Если закон о запрещении поддерживать одну какую-либо религиозную ориентацию в ущерб другой не есть такая филькина грамота, то я не вижу препятствий для введения в безвредное для государство русло и этой новой антисергианской, но отнюдь не антигосударственной ориентации».

В логике рассуждений митрополиту Иосифу не откажешь, и вряд ли представители советской власти могли ему что-либо возразить или опровергнуть обвинение в "контрреволюции", которое митрополит столь умно и тонко им предъявлял в ироничной и внешне наивной форме. Это была своего рода церковная дипломатия, попытка достигнуть какого-то соглашения с явным врагом — договориться с советской властью на основании ею же провозглашенных законов, соблюдение которых могло обеспечить Церкви вполне сносное существование. Именно к ним апеллировал и митрополит Иосиф, и епископ Виктор, и многие другие архиереи, и даже епископ Нектарий на следствии в 1925 году (его заявления на допросах о совершенной «аполитичности» мало чем отличаются от протоколов допросов митрополита Иосифа и ответов в ОГПУ епископа Виктора).

В этом архиереи следовали по пути Патриарха Тихона. Так, если в первые годы революции постановления Собора 1917-1918 годов и послания Патриарха Тихона выражали крайне отрицательное отношение к советской власти и не столько определяли, сколько констатировали отсутствие взаимоотношений между Церковью и безбожным государством[24], то в 1923 году позиция Патриарха изменилась. В своих "покаянных" заявлениях он объявил, что он «не враг советской власти» и раскаивается в своей прежней «антисоветской деятельности». Эти заявления Патриарха многих повергли в смущение; не все согласились с выраженной в них лояльностью.

━━━━━━━━

• ЧТО ТРЕБУЕТСЯ: Продолжите приведенный выше фрагмент об отношениях Церкви с советской властью с того места, на котором он заканчивается.

• ИСХОДНЫЕ МАТЕРИАЛЫ:

━━━━━━━━

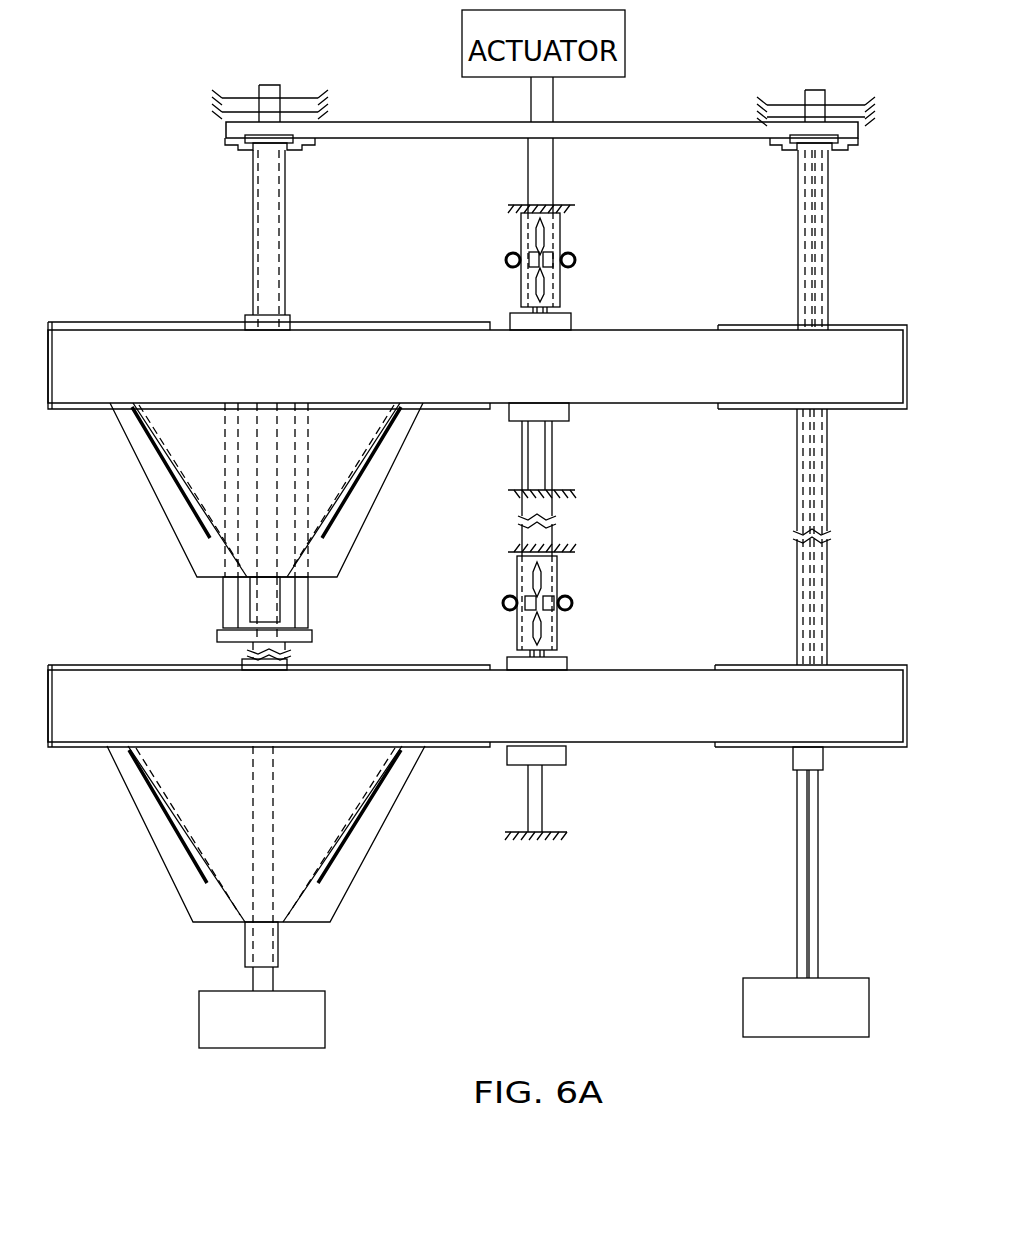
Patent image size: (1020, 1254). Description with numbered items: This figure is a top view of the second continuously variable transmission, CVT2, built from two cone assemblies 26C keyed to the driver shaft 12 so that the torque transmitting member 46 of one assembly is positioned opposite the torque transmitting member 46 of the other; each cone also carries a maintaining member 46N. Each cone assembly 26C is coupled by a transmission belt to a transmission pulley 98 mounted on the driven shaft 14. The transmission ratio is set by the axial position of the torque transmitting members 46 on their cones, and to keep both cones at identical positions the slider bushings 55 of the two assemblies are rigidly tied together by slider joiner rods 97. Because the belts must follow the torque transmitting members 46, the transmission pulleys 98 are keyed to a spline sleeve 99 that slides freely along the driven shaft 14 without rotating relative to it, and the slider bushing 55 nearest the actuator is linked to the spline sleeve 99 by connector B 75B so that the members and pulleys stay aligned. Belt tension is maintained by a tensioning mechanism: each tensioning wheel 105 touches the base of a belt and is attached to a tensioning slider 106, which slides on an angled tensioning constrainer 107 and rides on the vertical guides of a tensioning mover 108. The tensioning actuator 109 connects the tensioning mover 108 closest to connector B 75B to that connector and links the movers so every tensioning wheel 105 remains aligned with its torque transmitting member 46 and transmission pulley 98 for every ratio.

━━━━━━━━

• ОТВЕТ НА ЗАДАНИЕ:
Однако изменение позиции Патриарха с пониманием воспринял даже такой противник безбожной власти, как глава Русской Православной Церкви за границей митрополит Антоний (Храповицкий), известный своей строгой бескомпромиссной позицией и прямолинейностью суждений. Сразу же после опубликования заявлений Патриарха митрополит Антоний в статье под заголовком "Не надо смущаться" убедительно показал, что заявления Патриарха, хотя и являются, безусловно, уступкой безбожникам, но не погрешают против Церковных канонов и Предания в целом, и что, идя на внешнее примирение с советской властью и пытаясь найти какое-то положение для Церкви в совдепии, если и не правовое, то хотя бы терпимое, Патриарх с чисто церковной точки зрения не совершил преступления ни против веры, ни против народа.

И что самое главное — при всех своих уступках Патриарх никогда не переступил ту грань, которая отделяет политическую лояльность от подчинения Церкви безбожной власти[25], и, сохраняя Церковную свободу, не позволял безбожникам вмешиваться во внутреннюю жизнь Церкви.

В этом отношении позиция митрополита Иосифа, выраженная им во время следствия, полностью совпадала с позицией Патриарха Тихона. Владыка Иосиф, как и Патриарх Тихон, пытался найти для Церкви хоть какое-то положение, status vivendi в безбожном государстве, как уже говорилось, на основании ее же законов.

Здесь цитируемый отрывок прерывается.